## Work instructions
Read through the data and count the lines that contain the string "background"; give only the result.
▬▬▬▬▬▬▬▬▬▬
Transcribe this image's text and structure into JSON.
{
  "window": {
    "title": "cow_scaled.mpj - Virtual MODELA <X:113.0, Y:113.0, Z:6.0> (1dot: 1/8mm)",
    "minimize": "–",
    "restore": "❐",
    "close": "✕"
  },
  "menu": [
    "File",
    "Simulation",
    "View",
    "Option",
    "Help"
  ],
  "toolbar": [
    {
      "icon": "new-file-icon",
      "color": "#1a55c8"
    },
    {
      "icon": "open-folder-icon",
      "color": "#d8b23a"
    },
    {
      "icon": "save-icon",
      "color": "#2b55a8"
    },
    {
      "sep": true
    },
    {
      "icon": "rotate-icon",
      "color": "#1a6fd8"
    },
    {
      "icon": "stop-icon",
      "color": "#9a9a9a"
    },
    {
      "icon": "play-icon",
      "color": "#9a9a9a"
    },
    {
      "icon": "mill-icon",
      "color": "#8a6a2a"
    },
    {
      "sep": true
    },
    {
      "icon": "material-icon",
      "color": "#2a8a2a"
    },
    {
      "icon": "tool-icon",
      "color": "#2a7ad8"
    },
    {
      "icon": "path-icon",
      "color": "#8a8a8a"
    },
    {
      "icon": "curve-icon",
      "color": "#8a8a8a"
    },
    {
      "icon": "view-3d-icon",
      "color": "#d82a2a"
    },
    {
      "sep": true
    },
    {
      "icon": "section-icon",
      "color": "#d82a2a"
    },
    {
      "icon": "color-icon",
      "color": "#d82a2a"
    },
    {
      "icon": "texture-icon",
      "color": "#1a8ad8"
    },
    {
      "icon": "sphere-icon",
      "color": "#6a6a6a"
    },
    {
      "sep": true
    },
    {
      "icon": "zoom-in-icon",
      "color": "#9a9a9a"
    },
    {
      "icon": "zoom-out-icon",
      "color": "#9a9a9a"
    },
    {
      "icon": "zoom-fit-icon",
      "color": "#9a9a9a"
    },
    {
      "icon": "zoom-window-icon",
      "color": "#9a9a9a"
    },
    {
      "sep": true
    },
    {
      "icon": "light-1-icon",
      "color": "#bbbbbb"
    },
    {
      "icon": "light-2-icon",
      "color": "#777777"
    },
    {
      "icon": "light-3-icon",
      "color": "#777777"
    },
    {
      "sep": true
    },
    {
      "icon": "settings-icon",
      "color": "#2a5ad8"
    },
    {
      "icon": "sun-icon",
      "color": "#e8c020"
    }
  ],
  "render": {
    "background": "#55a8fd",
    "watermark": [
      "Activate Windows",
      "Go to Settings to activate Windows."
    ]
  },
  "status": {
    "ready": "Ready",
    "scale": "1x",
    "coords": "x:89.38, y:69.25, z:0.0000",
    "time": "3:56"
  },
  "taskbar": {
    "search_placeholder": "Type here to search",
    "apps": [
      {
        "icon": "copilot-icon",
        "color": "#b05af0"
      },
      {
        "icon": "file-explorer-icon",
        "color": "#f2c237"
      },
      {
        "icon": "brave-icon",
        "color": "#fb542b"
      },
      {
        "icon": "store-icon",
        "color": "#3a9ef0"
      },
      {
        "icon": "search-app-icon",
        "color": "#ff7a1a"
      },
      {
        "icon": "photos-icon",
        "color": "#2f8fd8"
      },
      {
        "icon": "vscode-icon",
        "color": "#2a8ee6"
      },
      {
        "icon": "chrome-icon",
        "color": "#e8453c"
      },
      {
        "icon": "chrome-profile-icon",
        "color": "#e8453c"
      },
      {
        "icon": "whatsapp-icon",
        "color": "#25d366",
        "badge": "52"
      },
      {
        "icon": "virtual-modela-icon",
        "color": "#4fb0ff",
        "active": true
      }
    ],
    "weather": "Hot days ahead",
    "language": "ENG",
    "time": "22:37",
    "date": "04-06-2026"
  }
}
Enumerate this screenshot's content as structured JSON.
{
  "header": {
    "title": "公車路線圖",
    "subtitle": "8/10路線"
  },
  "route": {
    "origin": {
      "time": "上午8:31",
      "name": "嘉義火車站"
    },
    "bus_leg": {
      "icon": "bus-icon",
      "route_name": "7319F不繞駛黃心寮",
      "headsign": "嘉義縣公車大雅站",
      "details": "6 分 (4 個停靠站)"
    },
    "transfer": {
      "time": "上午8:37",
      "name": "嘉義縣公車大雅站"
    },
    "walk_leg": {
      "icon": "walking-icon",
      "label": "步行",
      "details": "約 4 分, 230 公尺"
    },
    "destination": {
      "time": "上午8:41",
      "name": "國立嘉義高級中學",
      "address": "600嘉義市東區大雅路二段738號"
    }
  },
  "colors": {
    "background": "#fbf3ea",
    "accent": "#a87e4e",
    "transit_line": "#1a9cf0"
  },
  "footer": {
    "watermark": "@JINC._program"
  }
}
▬▬▬▬▬▬▬▬▬▬
## Final answer
2